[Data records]
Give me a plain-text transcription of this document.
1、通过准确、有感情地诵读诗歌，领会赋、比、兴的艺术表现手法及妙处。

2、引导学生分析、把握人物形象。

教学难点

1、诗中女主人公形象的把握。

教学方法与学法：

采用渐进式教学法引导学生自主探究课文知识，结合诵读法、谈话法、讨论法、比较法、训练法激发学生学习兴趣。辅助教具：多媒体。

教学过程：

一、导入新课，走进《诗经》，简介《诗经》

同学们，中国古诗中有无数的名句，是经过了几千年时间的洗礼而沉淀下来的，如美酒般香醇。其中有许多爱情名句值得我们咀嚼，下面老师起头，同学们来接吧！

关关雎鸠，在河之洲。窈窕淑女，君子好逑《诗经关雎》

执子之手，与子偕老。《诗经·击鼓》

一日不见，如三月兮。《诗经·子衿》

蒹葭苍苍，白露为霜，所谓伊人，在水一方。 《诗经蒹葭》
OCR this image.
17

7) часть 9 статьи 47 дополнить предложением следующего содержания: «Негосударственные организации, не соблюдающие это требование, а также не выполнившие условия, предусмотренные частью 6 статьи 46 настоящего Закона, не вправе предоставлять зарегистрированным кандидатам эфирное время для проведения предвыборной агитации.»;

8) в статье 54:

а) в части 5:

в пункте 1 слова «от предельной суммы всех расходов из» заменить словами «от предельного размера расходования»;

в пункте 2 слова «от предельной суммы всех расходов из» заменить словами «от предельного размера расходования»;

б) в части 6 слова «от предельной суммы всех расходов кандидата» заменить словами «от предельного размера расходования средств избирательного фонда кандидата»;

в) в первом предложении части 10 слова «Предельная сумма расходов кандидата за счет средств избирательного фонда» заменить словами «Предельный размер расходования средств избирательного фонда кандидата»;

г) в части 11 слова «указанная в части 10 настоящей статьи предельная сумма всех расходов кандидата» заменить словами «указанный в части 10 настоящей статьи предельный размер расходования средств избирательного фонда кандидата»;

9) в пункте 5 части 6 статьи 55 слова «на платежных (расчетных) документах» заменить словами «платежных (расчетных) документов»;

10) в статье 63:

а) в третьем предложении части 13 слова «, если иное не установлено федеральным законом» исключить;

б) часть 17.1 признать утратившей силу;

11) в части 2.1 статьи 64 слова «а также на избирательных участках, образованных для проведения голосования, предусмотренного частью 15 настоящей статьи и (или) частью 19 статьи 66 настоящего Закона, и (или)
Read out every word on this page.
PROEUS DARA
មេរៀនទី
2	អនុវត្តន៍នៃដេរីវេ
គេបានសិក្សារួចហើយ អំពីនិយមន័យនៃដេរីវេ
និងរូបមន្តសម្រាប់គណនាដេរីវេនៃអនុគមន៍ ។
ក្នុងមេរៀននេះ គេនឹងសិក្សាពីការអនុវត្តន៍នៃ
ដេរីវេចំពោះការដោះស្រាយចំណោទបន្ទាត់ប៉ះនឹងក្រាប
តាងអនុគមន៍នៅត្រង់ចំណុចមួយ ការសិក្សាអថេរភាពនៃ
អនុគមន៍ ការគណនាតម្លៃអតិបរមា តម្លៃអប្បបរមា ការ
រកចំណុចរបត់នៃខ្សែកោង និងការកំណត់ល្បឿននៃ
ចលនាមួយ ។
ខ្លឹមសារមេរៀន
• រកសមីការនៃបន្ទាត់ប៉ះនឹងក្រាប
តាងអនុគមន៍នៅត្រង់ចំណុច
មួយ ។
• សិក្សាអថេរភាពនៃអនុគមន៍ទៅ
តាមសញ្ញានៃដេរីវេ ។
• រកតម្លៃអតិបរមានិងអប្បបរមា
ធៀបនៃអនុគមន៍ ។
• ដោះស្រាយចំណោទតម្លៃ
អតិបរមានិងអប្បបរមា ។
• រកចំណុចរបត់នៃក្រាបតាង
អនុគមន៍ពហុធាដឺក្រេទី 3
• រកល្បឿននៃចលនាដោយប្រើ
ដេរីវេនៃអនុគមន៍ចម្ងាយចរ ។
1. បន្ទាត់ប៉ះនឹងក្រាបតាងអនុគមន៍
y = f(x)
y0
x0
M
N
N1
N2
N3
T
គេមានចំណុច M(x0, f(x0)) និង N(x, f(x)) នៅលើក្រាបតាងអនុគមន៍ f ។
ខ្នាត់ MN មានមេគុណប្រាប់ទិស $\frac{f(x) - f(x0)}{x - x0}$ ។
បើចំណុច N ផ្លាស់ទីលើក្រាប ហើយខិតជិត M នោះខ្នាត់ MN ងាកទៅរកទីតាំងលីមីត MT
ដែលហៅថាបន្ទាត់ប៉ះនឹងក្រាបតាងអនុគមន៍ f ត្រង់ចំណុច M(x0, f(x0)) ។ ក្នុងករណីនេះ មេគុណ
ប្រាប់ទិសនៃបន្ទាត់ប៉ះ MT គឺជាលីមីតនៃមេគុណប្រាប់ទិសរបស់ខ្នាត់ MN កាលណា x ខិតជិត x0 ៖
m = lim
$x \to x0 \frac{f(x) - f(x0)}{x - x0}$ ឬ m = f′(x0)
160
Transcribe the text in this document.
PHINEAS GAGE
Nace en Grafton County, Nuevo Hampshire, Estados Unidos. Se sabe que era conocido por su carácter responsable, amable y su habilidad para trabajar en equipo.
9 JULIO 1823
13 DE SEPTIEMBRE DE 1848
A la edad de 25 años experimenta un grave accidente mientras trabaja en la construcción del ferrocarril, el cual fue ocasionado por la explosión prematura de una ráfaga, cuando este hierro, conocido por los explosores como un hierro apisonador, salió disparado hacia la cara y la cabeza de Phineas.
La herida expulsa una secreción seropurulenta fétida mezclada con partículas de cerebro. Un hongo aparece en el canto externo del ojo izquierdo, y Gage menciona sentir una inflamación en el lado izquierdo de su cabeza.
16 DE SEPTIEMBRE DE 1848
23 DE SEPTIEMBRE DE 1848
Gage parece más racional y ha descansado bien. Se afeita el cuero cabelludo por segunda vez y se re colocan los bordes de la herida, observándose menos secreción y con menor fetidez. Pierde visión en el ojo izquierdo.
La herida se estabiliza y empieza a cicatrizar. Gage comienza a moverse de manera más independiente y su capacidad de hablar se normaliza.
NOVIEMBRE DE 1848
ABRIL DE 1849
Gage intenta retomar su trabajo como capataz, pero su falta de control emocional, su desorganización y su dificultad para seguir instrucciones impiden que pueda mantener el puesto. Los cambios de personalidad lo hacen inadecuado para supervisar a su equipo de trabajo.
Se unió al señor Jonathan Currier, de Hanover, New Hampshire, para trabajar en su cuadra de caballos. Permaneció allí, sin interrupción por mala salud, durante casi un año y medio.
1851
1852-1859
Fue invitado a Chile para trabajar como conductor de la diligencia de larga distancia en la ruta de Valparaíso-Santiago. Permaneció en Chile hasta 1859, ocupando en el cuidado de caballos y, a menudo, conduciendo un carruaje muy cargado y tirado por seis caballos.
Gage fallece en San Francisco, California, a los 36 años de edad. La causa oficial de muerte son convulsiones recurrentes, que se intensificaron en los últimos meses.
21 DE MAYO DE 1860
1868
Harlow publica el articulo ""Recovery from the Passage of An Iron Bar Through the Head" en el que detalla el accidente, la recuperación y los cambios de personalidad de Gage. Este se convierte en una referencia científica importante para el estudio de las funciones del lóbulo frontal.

The problem
Return each line of the data exactly as written above.

Result of this task
Give me a plain-text transcription of this document.
1、通过准确、有感情地诵读诗歌，领会赋、比、兴的艺术表现手法及妙处。

2、引导学生分析、把握人物形象。

教学难点

1、诗中女主人公形象的把握。

教学方法与学法：

采用渐进式教学法引导学生自主探究课文知识，结合诵读法、谈话法、讨论法、比较法、训练法激发学生学习兴趣。辅助教具：多媒体。

教学过程：

一、导入新课，走进《诗经》，简介《诗经》

同学们，中国古诗中有无数的名句，是经过了几千年时间的洗礼而沉淀下来的，如美酒般香醇。其中有许多爱情名句值得我们咀嚼，下面老师起头，同学们来接吧！

关关雎鸠，在河之洲。窈窕淑女，君子好逑《诗经关雎》

执子之手，与子偕老。《诗经·击鼓》

一日不见，如三月兮。《诗经·子衿》

蒹葭苍苍，白露为霜，所谓伊人，在水一方。 《诗经蒹葭》
OCR this image.
17

7) часть 9 статьи 47 дополнить предложением следующего содержания: «Негосударственные организации, не соблюдающие это требование, а также не выполнившие условия, предусмотренные частью 6 статьи 46 настоящего Закона, не вправе предоставлять зарегистрированным кандидатам эфирное время для проведения предвыборной агитации.»;

8) в статье 54:

а) в части 5:

в пункте 1 слова «от предельной суммы всех расходов из» заменить словами «от предельного размера расходования»;

в пункте 2 слова «от предельной суммы всех расходов из» заменить словами «от предельного размера расходования»;

б) в части 6 слова «от предельной суммы всех расходов кандидата» заменить словами «от предельного размера расходования средств избирательного фонда кандидата»;

в) в первом предложении части 10 слова «Предельная сумма расходов кандидата за счет средств избирательного фонда» заменить словами «Предельный размер расходования средств избирательного фонда кандидата»;

г) в части 11 слова «указанная в части 10 настоящей статьи предельная сумма всех расходов кандидата» заменить словами «указанный в части 10 настоящей статьи предельный размер расходования средств избирательного фонда кандидата»;

9) в пункте 5 части 6 статьи 55 слова «на платежных (расчетных) документах» заменить словами «платежных (расчетных) документов»;

10) в статье 63:

а) в третьем предложении части 13 слова «, если иное не установлено федеральным законом» исключить;

б) часть 17.1 признать утратившей силу;

11) в части 2.1 статьи 64 слова «а также на избирательных участках, образованных для проведения голосования, предусмотренного частью 15 настоящей статьи и (или) частью 19 статьи 66 настоящего Закона, и (или)
Read out every word on this page.
PROEUS DARA
មេរៀនទី
2	អនុវត្តន៍នៃដេរីវេ
គេបានសិក្សារួចហើយ អំពីនិយមន័យនៃដេរីវេ
និងរូបមន្តសម្រាប់គណនាដេរីវេនៃអនុគមន៍ ។
ក្នុងមេរៀននេះ គេនឹងសិក្សាពីការអនុវត្តន៍នៃ
ដេរីវេចំពោះការដោះស្រាយចំណោទបន្ទាត់ប៉ះនឹងក្រាប
តាងអនុគមន៍នៅត្រង់ចំណុចមួយ ការសិក្សាអថេរភាពនៃ
អនុគមន៍ ការគណនាតម្លៃអតិបរមា តម្លៃអប្បបរមា ការ
រកចំណុចរបត់នៃខ្សែកោង និងការកំណត់ល្បឿននៃ
ចលនាមួយ ។
ខ្លឹមសារមេរៀន
• រកសមីការនៃបន្ទាត់ប៉ះនឹងក្រាប
តាងអនុគមន៍នៅត្រង់ចំណុច
មួយ ។
• សិក្សាអថេរភាពនៃអនុគមន៍ទៅ
តាមសញ្ញានៃដេរីវេ ។
• រកតម្លៃអតិបរមានិងអប្បបរមា
ធៀបនៃអនុគមន៍ ។
• ដោះស្រាយចំណោទតម្លៃ
អតិបរមានិងអប្បបរមា ។
• រកចំណុចរបត់នៃក្រាបតាង
អនុគមន៍ពហុធាដឺក្រេទី 3
• រកល្បឿននៃចលនាដោយប្រើ
ដេរីវេនៃអនុគមន៍ចម្ងាយចរ ។
1. បន្ទាត់ប៉ះនឹងក្រាបតាងអនុគមន៍
y = f(x)
y0
x0
M
N
N1
N2
N3
T
គេមានចំណុច M(x0, f(x0)) និង N(x, f(x)) នៅលើក្រាបតាងអនុគមន៍ f ។
ខ្នាត់ MN មានមេគុណប្រាប់ទិស $\frac{f(x) - f(x0)}{x - x0}$ ។
បើចំណុច N ផ្លាស់ទីលើក្រាប ហើយខិតជិត M នោះខ្នាត់ MN ងាកទៅរកទីតាំងលីមីត MT
ដែលហៅថាបន្ទាត់ប៉ះនឹងក្រាបតាងអនុគមន៍ f ត្រង់ចំណុច M(x0, f(x0)) ។ ក្នុងករណីនេះ មេគុណ
ប្រាប់ទិសនៃបន្ទាត់ប៉ះ MT គឺជាលីមីតនៃមេគុណប្រាប់ទិសរបស់ខ្នាត់ MN កាលណា x ខិតជិត x0 ៖
m = lim
$x \to x0 \frac{f(x) - f(x0)}{x - x0}$ ឬ m = f′(x0)
160
Transcribe the text in this document.
PHINEAS GAGE
Nace en Grafton County, Nuevo Hampshire, Estados Unidos. Se sabe que era conocido por su carácter responsable, amable y su habilidad para trabajar en equipo.
9 JULIO 1823
13 DE SEPTIEMBRE DE 1848
A la edad de 25 años experimenta un grave accidente mientras trabaja en la construcción del ferrocarril, el cual fue ocasionado por la explosión prematura de una ráfaga, cuando este hierro, conocido por los explosores como un hierro apisonador, salió disparado hacia la cara y la cabeza de Phineas.
La herida expulsa una secreción seropurulenta fétida mezclada con partículas de cerebro. Un hongo aparece en el canto externo del ojo izquierdo, y Gage menciona sentir una inflamación en el lado izquierdo de su cabeza.
16 DE SEPTIEMBRE DE 1848
23 DE SEPTIEMBRE DE 1848
Gage parece más racional y ha descansado bien. Se afeita el cuero cabelludo por segunda vez y se re colocan los bordes de la herida, observándose menos secreción y con menor fetidez. Pierde visión en el ojo izquierdo.
La herida se estabiliza y empieza a cicatrizar. Gage comienza a moverse de manera más independiente y su capacidad de hablar se normaliza.
NOVIEMBRE DE 1848
ABRIL DE 1849
Gage intenta retomar su trabajo como capataz, pero su falta de control emocional, su desorganización y su dificultad para seguir instrucciones impiden que pueda mantener el puesto. Los cambios de personalidad lo hacen inadecuado para supervisar a su equipo de trabajo.
Se unió al señor Jonathan Currier, de Hanover, New Hampshire, para trabajar en su cuadra de caballos. Permaneció allí, sin interrupción por mala salud, durante casi un año y medio.
1851
1852-1859
Fue invitado a Chile para trabajar como conductor de la diligencia de larga distancia en la ruta de Valparaíso-Santiago. Permaneció en Chile hasta 1859, ocupando en el cuidado de caballos y, a menudo, conduciendo un carruaje muy cargado y tirado por seis caballos.
Gage fallece en San Francisco, California, a los 36 años de edad. La causa oficial de muerte son convulsiones recurrentes, que se intensificaron en los últimos meses.
21 DE MAYO DE 1860
1868
Harlow publica el articulo ""Recovery from the Passage of An Iron Bar Through the Head" en el que detalla el accidente, la recuperación y los cambios de personalidad de Gage. Este se convierte en una referencia científica importante para el estudio de las funciones del lóbulo frontal.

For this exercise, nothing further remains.